- _Dataset excerpts_:
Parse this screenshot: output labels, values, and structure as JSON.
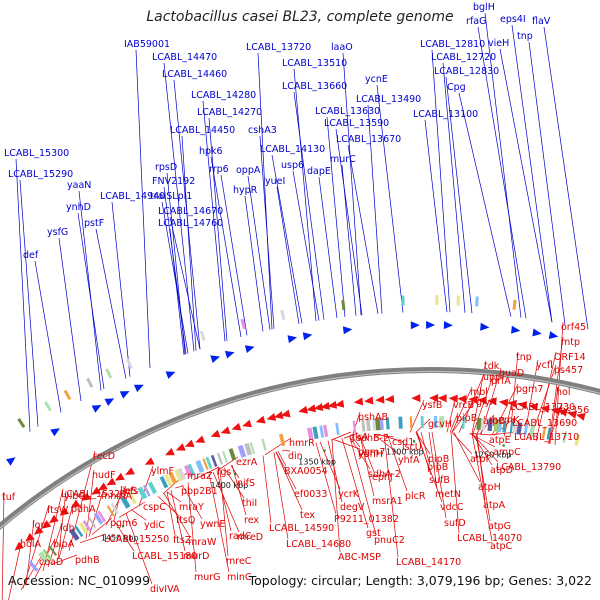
{
  "header": {
    "title": "Lactobacillus casei BL23, complete genome"
  },
  "footer": {
    "accession": "Accession: NC_010999",
    "summary": "Topology: circular; Length: 3,079,196 bp; Genes: 3,022"
  },
  "colors": {
    "forward_label": "#0000cc",
    "reverse_label": "#dd0000",
    "forward_arrow": "#0022ee",
    "reverse_arrow": "#ee1111",
    "backbone": "#808080"
  },
  "scale_ticks": [
    "1250 kbp",
    "1300 kbp",
    "1350 kbp",
    "1400 kbp",
    "1450 kbp"
  ],
  "forward_genes": [
    "bglH",
    "eps4I",
    "flaV",
    "rfaG",
    "vieH",
    "tnp",
    "LCABL_12810",
    "LCABL_12720",
    "LCABL_12830",
    "Cpg",
    "LCABL_13720",
    "laaO",
    "LCABL_13510",
    "ycnE",
    "LCABL_13660",
    "LCABL_13490",
    "LCABL_13630",
    "LCABL_13100",
    "LCABL_13590",
    "LCABL_13670",
    "murC",
    "dapE",
    "yueI",
    "usp6",
    "LCABL_14130",
    "cshA3",
    "hypR",
    "oppA",
    "rrp6",
    "hpk6",
    "LCABL_14450",
    "LCABL_14270",
    "LCABL_14280",
    "LCABL_14460",
    "LCABL_14470",
    "IAB59001",
    "rpsD",
    "FNV2192",
    "traISLpl1",
    "LCABL_14670",
    "LCABL_14760",
    "LCABL_14940",
    "yaaN",
    "ynhD",
    "pstF",
    "LCABL_15300",
    "LCABL_15290",
    "ysfG",
    "def"
  ],
  "reverse_genes": [
    "orf45",
    "mtp",
    "ORF14",
    "ps457",
    "tnp",
    "ycfl",
    "guaD",
    "pgm7",
    "hol",
    "tdk",
    "prfA",
    "upp",
    "LCABL_13730",
    "ps356",
    "mbl",
    "glyA",
    "atpB",
    "hemK",
    "LCABL_13690",
    "LCABL_13710",
    "vrcB",
    "ysfB",
    "atpE",
    "ampC",
    "pipB",
    "gcvH",
    "atpF",
    "LCABL_13790",
    "pshAB",
    "sdhB-2",
    "csd1",
    "iscU",
    "pgm7",
    "pipB",
    "sdhA-2",
    "yhfA",
    "pipB",
    "sufB",
    "atpD",
    "atpH",
    "metN",
    "msrA1",
    "plcR",
    "vdcC",
    "atpA",
    "sufD",
    "P9211_01382",
    "pnuC2",
    "LCABL_14070",
    "atpG",
    "atpC",
    "gst",
    "ABC-MSP",
    "LCABL_14170",
    "glrA",
    "yphH",
    "din",
    "ephJ",
    "ycrK",
    "hmrR",
    "BXA0054",
    "degV",
    "ef0033",
    "tex",
    "LCABL_14590",
    "LCABL_14680",
    "ezrA",
    "fgs",
    "nifS",
    "rex",
    "thiI",
    "mreD",
    "mreC",
    "radC",
    "minC",
    "mraZ",
    "pbp2B1",
    "mraY",
    "ftsQ",
    "mraW",
    "murG",
    "murD",
    "ywnE",
    "divIVA",
    "ftsZ",
    "ylmF",
    "pfs",
    "cspC",
    "ileS",
    "ydiC",
    "LCABL_15180",
    "recD",
    "nudF",
    "mnmA",
    "pgm6",
    "LCABL_15250",
    "ylbG",
    "pdhA",
    "LCABL_15320",
    "ftsW",
    "lon",
    "ldh",
    "bipA",
    "pdhB",
    "tuf",
    "holA",
    "coaD"
  ]
}
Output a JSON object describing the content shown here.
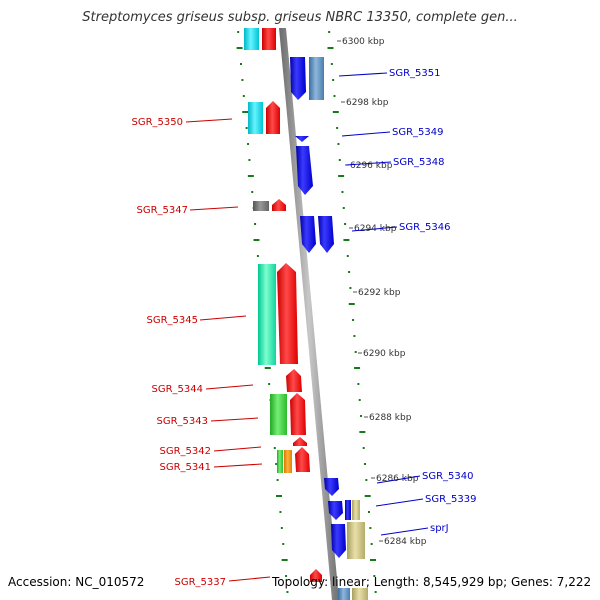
{
  "title": "Streptomyces griseus subsp. griseus NBRC 13350, complete gen...",
  "footer": {
    "accession": "Accession: NC_010572",
    "topology": "Topology: linear; Length: 8,545,929 bp; Genes: 7,222"
  },
  "colors": {
    "left_label": "#cc0000",
    "right_label": "#0000cc",
    "backbone": "#909090",
    "tick": "#1a7a1a"
  },
  "kbp_labels": [
    "6300 kbp",
    "6298 kbp",
    "6296 kbp",
    "6294 kbp",
    "6292 kbp",
    "6290 kbp",
    "6288 kbp",
    "6286 kbp",
    "6284 kbp"
  ],
  "genes_left": [
    "SGR_5350",
    "SGR_5347",
    "SGR_5345",
    "SGR_5344",
    "SGR_5343",
    "SGR_5342",
    "SGR_5341",
    "SGR_5337"
  ],
  "genes_right": [
    "SGR_5351",
    "SGR_5349",
    "SGR_5348",
    "SGR_5346",
    "SGR_5340",
    "SGR_5339",
    "sprJ"
  ]
}
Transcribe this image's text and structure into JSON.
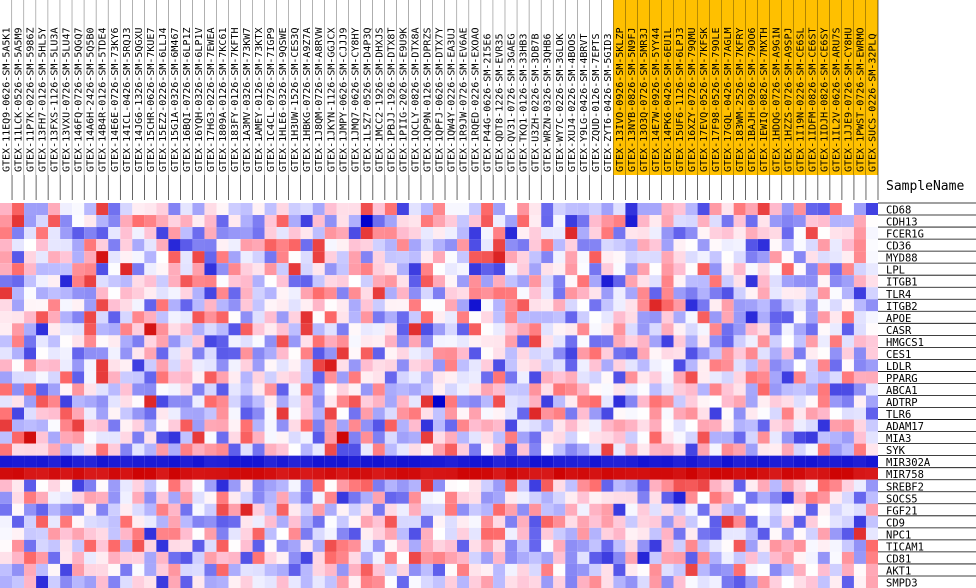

- _Work task_: Could you tally how many lines of the material above include the word "title" and reply with only that count?

- _Answer box_: 2